SET TASK:
Write out the full listing exactly as given, minus the images.

## start SUPPLIED INFORMATION

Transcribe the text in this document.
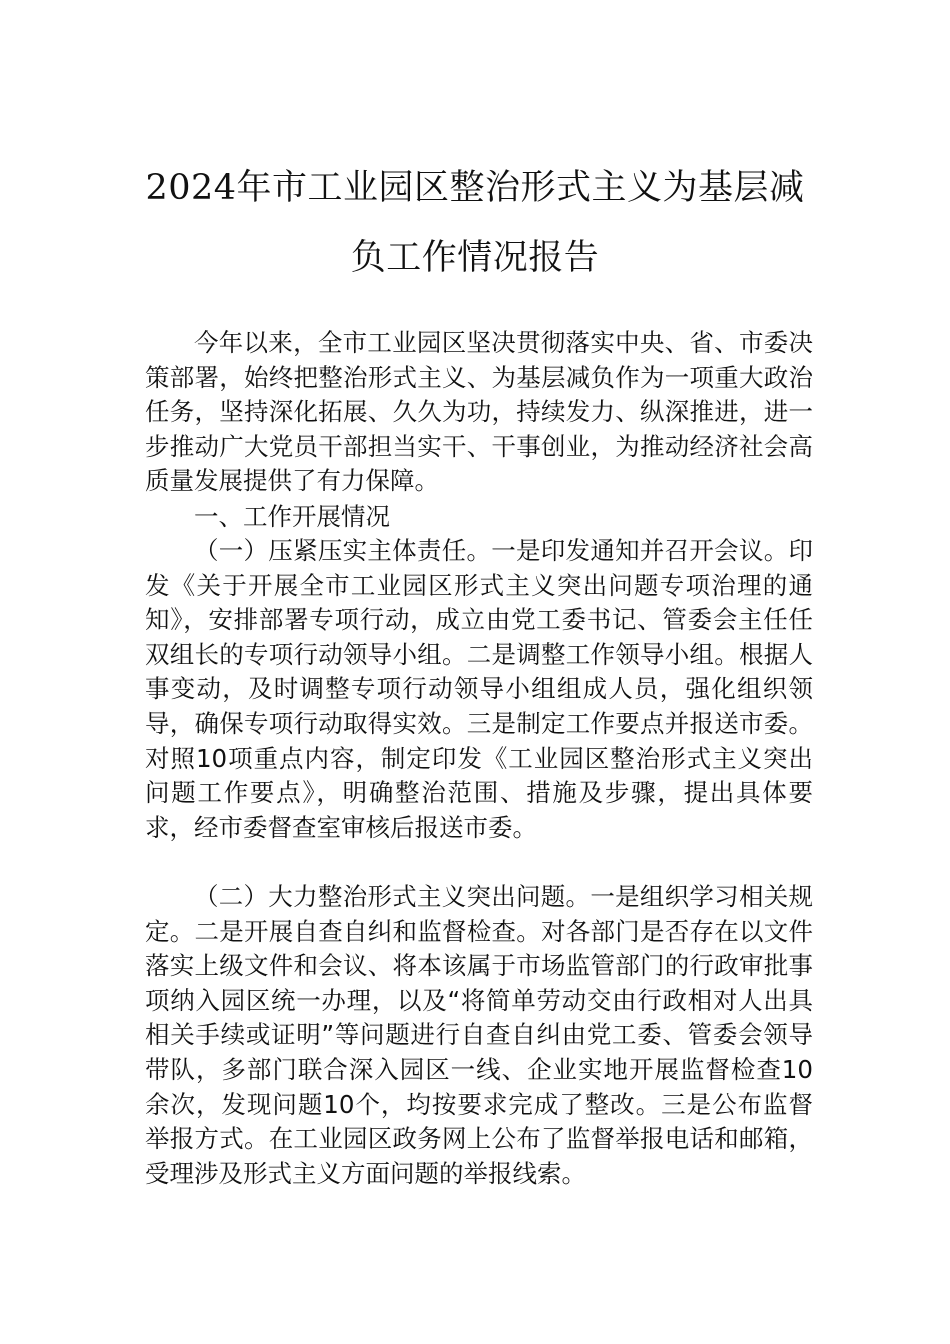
2024年市工业园区整治形式主义为基层减
负工作情况报告

今年以来，全市工业园区坚决贯彻落实中央、省、市委决策部署，始终把整治形式主义、为基层减负作为一项重大政治任务，坚持深化拓展、久久为功，持续发力、纵深推进，进一步推动广大党员干部担当实干、干事创业，为推动经济社会高质量发展提供了有力保障。

一、工作开展情况

（一）压紧压实主体责任。一是印发通知并召开会议。印发《关于开展全市工业园区形式主义突出问题专项治理的通知》，安排部署专项行动，成立由党工委书记、管委会主任任双组长的专项行动领导小组。二是调整工作领导小组。根据人事变动，及时调整专项行动领导小组组成人员，强化组织领导，确保专项行动取得实效。三是制定工作要点并报送市委。对照10项重点内容，制定印发《工业园区整治形式主义突出问题工作要点》，明确整治范围、措施及步骤，提出具体要求，经市委督查室审核后报送市委。

（二）大力整治形式主义突出问题。一是组织学习相关规定。二是开展自查自纠和监督检查。对各部门是否存在以文件落实上级文件和会议、将本该属于市场监管部门的行政审批事项纳入园区统一办理，以及“将简单劳动交由行政相对人出具相关手续或证明”等问题进行自查自纠由党工委、管委会领导带队，多部门联合深入园区一线、企业实地开展监督检查10余次，发现问题10个，均按要求完成了整改。三是公布监督举报方式。在工业园区政务网上公布了监督举报电话和邮箱，受理涉及形式主义方面问题的举报线索。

## end SUPPLIED INFORMATION

TASK RESPONSE:
Transcribe the text in this document.
2024年市工业园区整治形式主义为基层减
负工作情况报告

今年以来，全市工业园区坚决贯彻落实中央、省、市委决策部署，始终把整治形式主义、为基层减负作为一项重大政治任务，坚持深化拓展、久久为功，持续发力、纵深推进，进一步推动广大党员干部担当实干、干事创业，为推动经济社会高质量发展提供了有力保障。

一、工作开展情况

（一）压紧压实主体责任。一是印发通知并召开会议。印发《关于开展全市工业园区形式主义突出问题专项治理的通知》，安排部署专项行动，成立由党工委书记、管委会主任任双组长的专项行动领导小组。二是调整工作领导小组。根据人事变动，及时调整专项行动领导小组组成人员，强化组织领导，确保专项行动取得实效。三是制定工作要点并报送市委。对照10项重点内容，制定印发《工业园区整治形式主义突出问题工作要点》，明确整治范围、措施及步骤，提出具体要求，经市委督查室审核后报送市委。

（二）大力整治形式主义突出问题。一是组织学习相关规定。二是开展自查自纠和监督检查。对各部门是否存在以文件落实上级文件和会议、将本该属于市场监管部门的行政审批事项纳入园区统一办理，以及“将简单劳动交由行政相对人出具相关手续或证明”等问题进行自查自纠由党工委、管委会领导带队，多部门联合深入园区一线、企业实地开展监督检查10余次，发现问题10个，均按要求完成了整改。三是公布监督举报方式。在工业园区政务网上公布了监督举报电话和邮箱，受理涉及形式主义方面问题的举报线索。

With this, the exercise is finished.